> _演習課題_
a – 文書抜粋のうち、「会社の土台と枠組みが強化され」から「まく機能する。(p.217)」までの部分をそのまま抜き出してください。
b – 文書抜粋に基づいて、次の問いに答えてください。
(i) 会社の土台と枠組みが強化されると、何に時間を取られることがなくなるとされていますか。
(ii) オーリンと私の共同体制がさらにうまく機能するのは、どのような場合だと述べられていますか。
(iii) 価値観を実現することよりもさらに困難だとされているのは何ですか。
c – 文書抜粋によると、会社の土台と枠組みが強化されると新製品の開発や企画に力を集中できるのはなぜですか。1～3文で説明してください。

> _文書抜粋_
▼
会社の土台と枠組みが強化されれば些細な問題に時間を取られる事がなくなり、新製品の開発や企画に力を集中することができる。また、事業戦略の方向性が明確になれば、長期的な重要課題に的を絞って創造性を発揮できるのだ。(p.217)
オーリンと私のコンビは絶妙だ。起業家の熱意と管理者の統制力。二人の経営者が強い信頼の絆で結ばれていれば、この共同体制はさらにうまく機能する。(p.217)
多くの若い企業が成熟に至らない知勇は、創造性の発現を支援するための組織の構造化や事業運営の確立を怠ったか、過度の構造化で組織が官僚的になり創造性の息の根を止めてしまったかのいずれかである。(p.217)
価値観について語るのはたやすいが、それを実現することは難しい。そして、それ以上に困難なのは、その価値観が本物なのか、単なる飾り物なのかを外部の人間が判断することである。ウォール街が価値観を重視することなどあり得ないのだ。(p.240)
▲
> _抽出項目_
▼
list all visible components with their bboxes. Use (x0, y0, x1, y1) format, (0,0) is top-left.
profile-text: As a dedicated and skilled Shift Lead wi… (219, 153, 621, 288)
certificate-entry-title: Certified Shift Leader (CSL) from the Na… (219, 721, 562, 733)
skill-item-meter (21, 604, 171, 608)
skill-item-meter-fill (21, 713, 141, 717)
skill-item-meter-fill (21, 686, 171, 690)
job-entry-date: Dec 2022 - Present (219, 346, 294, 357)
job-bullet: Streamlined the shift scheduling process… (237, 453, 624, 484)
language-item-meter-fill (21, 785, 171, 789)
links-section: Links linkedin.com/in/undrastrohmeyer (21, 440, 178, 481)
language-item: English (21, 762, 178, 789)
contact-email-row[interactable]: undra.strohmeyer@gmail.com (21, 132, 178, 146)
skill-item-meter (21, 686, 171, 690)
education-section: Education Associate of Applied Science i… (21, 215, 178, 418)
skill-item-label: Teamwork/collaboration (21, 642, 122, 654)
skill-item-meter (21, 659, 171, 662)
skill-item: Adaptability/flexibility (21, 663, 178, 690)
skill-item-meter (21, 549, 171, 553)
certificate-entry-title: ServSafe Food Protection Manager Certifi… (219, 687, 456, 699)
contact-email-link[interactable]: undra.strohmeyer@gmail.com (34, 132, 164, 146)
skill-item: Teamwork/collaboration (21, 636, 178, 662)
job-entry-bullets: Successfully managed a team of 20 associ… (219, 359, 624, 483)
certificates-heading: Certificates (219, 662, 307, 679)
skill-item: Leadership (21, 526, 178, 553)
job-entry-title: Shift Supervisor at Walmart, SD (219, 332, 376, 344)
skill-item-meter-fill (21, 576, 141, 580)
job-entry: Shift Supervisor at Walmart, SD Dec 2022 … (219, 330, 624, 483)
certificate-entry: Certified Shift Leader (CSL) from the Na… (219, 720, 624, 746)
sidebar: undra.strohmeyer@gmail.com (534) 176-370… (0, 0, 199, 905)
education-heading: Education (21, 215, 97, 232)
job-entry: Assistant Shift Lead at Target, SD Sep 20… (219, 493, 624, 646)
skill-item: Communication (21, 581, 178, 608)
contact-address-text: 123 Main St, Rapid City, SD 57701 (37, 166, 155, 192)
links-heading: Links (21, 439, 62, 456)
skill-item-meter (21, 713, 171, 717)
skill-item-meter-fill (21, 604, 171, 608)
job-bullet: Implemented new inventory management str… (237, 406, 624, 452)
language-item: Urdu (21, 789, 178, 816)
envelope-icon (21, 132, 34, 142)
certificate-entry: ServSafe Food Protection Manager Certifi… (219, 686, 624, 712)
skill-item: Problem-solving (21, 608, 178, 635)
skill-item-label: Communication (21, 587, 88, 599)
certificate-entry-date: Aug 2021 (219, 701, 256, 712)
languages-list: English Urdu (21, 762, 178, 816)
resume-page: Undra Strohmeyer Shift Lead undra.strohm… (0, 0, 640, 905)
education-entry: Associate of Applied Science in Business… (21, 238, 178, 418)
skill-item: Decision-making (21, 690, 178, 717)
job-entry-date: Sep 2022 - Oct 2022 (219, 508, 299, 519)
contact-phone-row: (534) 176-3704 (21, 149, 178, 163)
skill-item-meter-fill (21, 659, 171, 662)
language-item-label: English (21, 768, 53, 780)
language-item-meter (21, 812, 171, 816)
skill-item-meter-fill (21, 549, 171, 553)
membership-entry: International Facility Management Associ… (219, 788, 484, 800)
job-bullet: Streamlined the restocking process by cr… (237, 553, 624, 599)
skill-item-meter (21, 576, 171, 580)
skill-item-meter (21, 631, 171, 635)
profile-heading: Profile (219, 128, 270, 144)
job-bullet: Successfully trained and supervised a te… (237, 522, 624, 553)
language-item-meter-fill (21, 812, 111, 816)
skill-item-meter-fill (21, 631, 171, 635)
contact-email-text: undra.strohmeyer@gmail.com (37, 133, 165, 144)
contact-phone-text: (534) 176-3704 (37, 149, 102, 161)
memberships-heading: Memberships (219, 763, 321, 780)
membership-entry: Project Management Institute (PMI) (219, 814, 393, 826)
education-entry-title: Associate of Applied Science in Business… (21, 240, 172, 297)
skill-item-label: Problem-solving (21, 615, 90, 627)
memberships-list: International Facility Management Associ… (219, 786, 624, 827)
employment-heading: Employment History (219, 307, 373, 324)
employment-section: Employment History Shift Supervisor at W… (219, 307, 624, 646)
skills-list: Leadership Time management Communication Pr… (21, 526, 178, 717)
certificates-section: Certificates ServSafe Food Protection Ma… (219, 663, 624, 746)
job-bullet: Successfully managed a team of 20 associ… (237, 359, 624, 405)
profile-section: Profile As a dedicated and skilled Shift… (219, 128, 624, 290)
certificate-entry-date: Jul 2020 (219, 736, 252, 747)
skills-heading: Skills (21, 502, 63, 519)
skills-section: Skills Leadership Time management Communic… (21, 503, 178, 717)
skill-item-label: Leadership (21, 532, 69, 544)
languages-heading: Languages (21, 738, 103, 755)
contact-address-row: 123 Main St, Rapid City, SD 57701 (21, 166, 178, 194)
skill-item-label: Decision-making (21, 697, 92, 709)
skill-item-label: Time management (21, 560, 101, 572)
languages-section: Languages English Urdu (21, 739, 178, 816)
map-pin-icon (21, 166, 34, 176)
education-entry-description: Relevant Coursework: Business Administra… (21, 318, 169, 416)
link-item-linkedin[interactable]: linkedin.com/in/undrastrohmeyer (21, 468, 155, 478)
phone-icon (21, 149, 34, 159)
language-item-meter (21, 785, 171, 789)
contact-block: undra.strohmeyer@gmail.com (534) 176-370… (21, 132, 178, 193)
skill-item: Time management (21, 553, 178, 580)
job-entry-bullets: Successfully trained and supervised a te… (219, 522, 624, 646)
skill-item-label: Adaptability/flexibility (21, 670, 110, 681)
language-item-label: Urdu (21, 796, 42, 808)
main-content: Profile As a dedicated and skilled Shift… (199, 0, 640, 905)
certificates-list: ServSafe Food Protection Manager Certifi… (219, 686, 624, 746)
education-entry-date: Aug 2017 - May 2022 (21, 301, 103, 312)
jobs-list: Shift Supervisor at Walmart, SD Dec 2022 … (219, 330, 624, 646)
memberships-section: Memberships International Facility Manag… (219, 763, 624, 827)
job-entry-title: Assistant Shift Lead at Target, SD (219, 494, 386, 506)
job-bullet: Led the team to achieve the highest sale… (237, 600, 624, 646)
▲
> _課題の解答_
a –
会社の土台と枠組みが強化されれば些細な問題に時間を取られる事がなくなり、新製品の開発や企画に力を集中することができる。また、事業戦略の方向性が明確になれば、長期的な重要課題に的を絞って創造性を発揮できるのだ。(p.217)
オーリンと私のコンビは絶妙だ。起業家の熱意と管理者の統制力。二人の経営者が強い信頼の絆で結ばれていれば、この共同体制はさらにうまく機能する。(p.217)

b –
(i) 些細な問題です。
(ii) 二人の経営者が強い信頼の絆で結ばれている場合です。
(iii) その価値観が本物なのか、単なる飾り物なのかを外部の人間が判断することです。

c – 土台と枠組みが強化されると、些細な問題に時間を取られることがなくなるからです。その分の力を新製品の開発や企画に向けられます。